--- Provided material ---

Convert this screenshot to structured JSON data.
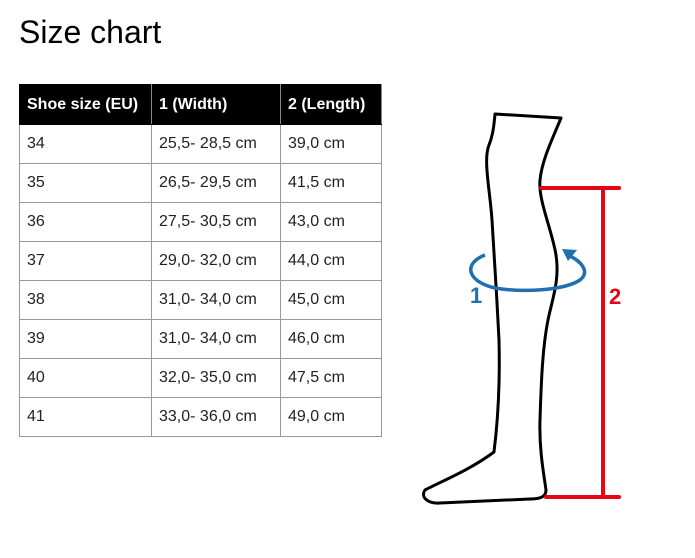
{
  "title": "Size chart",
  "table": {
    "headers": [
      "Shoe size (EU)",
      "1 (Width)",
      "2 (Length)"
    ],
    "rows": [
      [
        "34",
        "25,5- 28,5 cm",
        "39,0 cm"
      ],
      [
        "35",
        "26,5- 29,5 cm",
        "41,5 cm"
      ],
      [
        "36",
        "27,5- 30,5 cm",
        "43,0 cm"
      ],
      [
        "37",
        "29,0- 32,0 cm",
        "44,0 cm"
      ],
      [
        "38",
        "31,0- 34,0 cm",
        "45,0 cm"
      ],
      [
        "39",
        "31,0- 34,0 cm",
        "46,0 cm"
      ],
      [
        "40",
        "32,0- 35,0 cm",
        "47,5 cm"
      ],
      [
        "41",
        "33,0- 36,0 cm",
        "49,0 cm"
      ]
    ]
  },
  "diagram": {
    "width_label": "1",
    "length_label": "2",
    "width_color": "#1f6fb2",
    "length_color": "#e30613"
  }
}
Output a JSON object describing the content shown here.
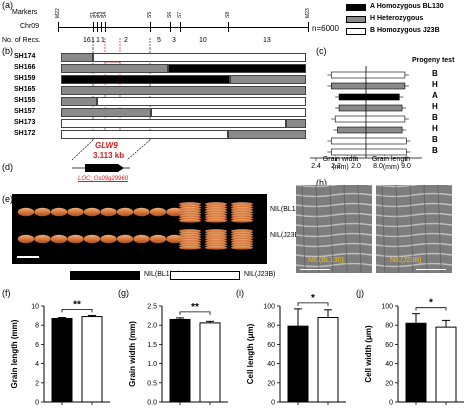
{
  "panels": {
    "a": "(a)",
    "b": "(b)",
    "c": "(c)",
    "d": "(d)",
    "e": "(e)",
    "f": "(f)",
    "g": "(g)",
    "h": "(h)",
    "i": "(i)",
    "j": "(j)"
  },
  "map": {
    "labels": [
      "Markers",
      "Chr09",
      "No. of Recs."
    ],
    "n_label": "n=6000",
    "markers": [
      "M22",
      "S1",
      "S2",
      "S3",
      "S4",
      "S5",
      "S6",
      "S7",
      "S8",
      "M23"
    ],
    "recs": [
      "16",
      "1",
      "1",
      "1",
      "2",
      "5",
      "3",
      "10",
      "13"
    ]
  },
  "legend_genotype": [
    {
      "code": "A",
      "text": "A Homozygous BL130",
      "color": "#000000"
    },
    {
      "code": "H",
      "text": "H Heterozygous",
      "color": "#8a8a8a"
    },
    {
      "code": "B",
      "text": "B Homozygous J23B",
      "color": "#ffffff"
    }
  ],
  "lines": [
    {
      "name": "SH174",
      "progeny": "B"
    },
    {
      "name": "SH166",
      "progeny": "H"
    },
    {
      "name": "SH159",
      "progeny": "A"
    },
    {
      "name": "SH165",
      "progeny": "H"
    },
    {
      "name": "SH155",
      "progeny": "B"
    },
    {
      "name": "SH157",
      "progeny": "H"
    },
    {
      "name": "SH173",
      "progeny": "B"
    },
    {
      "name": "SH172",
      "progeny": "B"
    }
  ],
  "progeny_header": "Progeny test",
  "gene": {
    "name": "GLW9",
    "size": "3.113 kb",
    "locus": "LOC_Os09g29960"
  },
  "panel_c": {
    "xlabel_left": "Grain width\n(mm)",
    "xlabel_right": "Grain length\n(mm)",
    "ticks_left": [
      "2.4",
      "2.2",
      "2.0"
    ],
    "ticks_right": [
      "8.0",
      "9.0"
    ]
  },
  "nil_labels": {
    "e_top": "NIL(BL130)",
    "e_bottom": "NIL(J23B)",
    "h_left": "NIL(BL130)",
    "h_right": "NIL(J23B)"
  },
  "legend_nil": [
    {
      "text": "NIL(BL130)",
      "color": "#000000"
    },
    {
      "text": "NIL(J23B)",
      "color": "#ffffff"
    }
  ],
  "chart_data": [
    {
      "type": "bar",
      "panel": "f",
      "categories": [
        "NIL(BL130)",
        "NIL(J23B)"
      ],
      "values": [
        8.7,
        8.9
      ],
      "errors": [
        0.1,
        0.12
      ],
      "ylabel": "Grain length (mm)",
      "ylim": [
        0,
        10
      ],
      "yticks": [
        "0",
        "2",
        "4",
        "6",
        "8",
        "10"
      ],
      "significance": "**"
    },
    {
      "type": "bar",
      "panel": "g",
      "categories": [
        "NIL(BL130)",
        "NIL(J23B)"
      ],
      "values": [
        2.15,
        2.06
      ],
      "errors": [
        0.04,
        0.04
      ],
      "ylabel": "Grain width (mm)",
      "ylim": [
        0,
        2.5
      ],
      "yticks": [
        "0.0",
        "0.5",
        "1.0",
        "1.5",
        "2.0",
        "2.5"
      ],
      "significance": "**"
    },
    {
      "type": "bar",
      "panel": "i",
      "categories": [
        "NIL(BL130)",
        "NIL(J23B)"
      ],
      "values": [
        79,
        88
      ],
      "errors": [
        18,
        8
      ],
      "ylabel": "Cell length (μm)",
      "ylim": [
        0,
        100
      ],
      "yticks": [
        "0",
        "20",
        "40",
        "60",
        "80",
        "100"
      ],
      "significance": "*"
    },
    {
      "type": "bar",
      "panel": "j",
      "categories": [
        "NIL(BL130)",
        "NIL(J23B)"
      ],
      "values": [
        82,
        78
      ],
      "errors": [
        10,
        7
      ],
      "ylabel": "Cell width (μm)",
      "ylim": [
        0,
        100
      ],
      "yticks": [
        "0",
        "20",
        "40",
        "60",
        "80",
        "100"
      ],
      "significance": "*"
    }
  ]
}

---

→ **Task goal**: Omit pictures; set down the rest of the material word for word.

→ **Solution to this task**:
Convert this screenshot to structured JSON data.
{
  "title": "Size chart",
  "table": {
    "headers": [
      "Shoe size (EU)",
      "1 (Width)",
      "2 (Length)"
    ],
    "rows": [
      [
        "34",
        "25,5- 28,5 cm",
        "39,0 cm"
      ],
      [
        "35",
        "26,5- 29,5 cm",
        "41,5 cm"
      ],
      [
        "36",
        "27,5- 30,5 cm",
        "43,0 cm"
      ],
      [
        "37",
        "29,0- 32,0 cm",
        "44,0 cm"
      ],
      [
        "38",
        "31,0- 34,0 cm",
        "45,0 cm"
      ],
      [
        "39",
        "31,0- 34,0 cm",
        "46,0 cm"
      ],
      [
        "40",
        "32,0- 35,0 cm",
        "47,5 cm"
      ],
      [
        "41",
        "33,0- 36,0 cm",
        "49,0 cm"
      ]
    ]
  },
  "diagram": {
    "width_label": "1",
    "length_label": "2",
    "width_color": "#1f6fb2",
    "length_color": "#e30613"
  }
}
Output a JSON object describing the content shown here.
{
  "panels": {
    "a": "(a)",
    "b": "(b)",
    "c": "(c)",
    "d": "(d)",
    "e": "(e)",
    "f": "(f)",
    "g": "(g)",
    "h": "(h)",
    "i": "(i)",
    "j": "(j)"
  },
  "map": {
    "labels": [
      "Markers",
      "Chr09",
      "No. of Recs."
    ],
    "n_label": "n=6000",
    "markers": [
      "M22",
      "S1",
      "S2",
      "S3",
      "S4",
      "S5",
      "S6",
      "S7",
      "S8",
      "M23"
    ],
    "recs": [
      "16",
      "1",
      "1",
      "1",
      "2",
      "5",
      "3",
      "10",
      "13"
    ]
  },
  "legend_genotype": [
    {
      "code": "A",
      "text": "A Homozygous BL130",
      "color": "#000000"
    },
    {
      "code": "H",
      "text": "H Heterozygous",
      "color": "#8a8a8a"
    },
    {
      "code": "B",
      "text": "B Homozygous J23B",
      "color": "#ffffff"
    }
  ],
  "lines": [
    {
      "name": "SH174",
      "progeny": "B"
    },
    {
      "name": "SH166",
      "progeny": "H"
    },
    {
      "name": "SH159",
      "progeny": "A"
    },
    {
      "name": "SH165",
      "progeny": "H"
    },
    {
      "name": "SH155",
      "progeny": "B"
    },
    {
      "name": "SH157",
      "progeny": "H"
    },
    {
      "name": "SH173",
      "progeny": "B"
    },
    {
      "name": "SH172",
      "progeny": "B"
    }
  ],
  "progeny_header": "Progeny test",
  "gene": {
    "name": "GLW9",
    "size": "3.113 kb",
    "locus": "LOC_Os09g29960"
  },
  "panel_c": {
    "xlabel_left": "Grain width\n(mm)",
    "xlabel_right": "Grain length\n(mm)",
    "ticks_left": [
      "2.4",
      "2.2",
      "2.0"
    ],
    "ticks_right": [
      "8.0",
      "9.0"
    ]
  },
  "nil_labels": {
    "e_top": "NIL(BL130)",
    "e_bottom": "NIL(J23B)",
    "h_left": "NIL(BL130)",
    "h_right": "NIL(J23B)"
  },
  "legend_nil": [
    {
      "text": "NIL(BL130)",
      "color": "#000000"
    },
    {
      "text": "NIL(J23B)",
      "color": "#ffffff"
    }
  ],
  "chart_data": [
    {
      "type": "bar",
      "panel": "f",
      "categories": [
        "NIL(BL130)",
        "NIL(J23B)"
      ],
      "values": [
        8.7,
        8.9
      ],
      "errors": [
        0.1,
        0.12
      ],
      "ylabel": "Grain length (mm)",
      "ylim": [
        0,
        10
      ],
      "yticks": [
        "0",
        "2",
        "4",
        "6",
        "8",
        "10"
      ],
      "significance": "**"
    },
    {
      "type": "bar",
      "panel": "g",
      "categories": [
        "NIL(BL130)",
        "NIL(J23B)"
      ],
      "values": [
        2.15,
        2.06
      ],
      "errors": [
        0.04,
        0.04
      ],
      "ylabel": "Grain width (mm)",
      "ylim": [
        0,
        2.5
      ],
      "yticks": [
        "0.0",
        "0.5",
        "1.0",
        "1.5",
        "2.0",
        "2.5"
      ],
      "significance": "**"
    },
    {
      "type": "bar",
      "panel": "i",
      "categories": [
        "NIL(BL130)",
        "NIL(J23B)"
      ],
      "values": [
        79,
        88
      ],
      "errors": [
        18,
        8
      ],
      "ylabel": "Cell length (μm)",
      "ylim": [
        0,
        100
      ],
      "yticks": [
        "0",
        "20",
        "40",
        "60",
        "80",
        "100"
      ],
      "significance": "*"
    },
    {
      "type": "bar",
      "panel": "j",
      "categories": [
        "NIL(BL130)",
        "NIL(J23B)"
      ],
      "values": [
        82,
        78
      ],
      "errors": [
        10,
        7
      ],
      "ylabel": "Cell width (μm)",
      "ylim": [
        0,
        100
      ],
      "yticks": [
        "0",
        "20",
        "40",
        "60",
        "80",
        "100"
      ],
      "significance": "*"
    }
  ]
}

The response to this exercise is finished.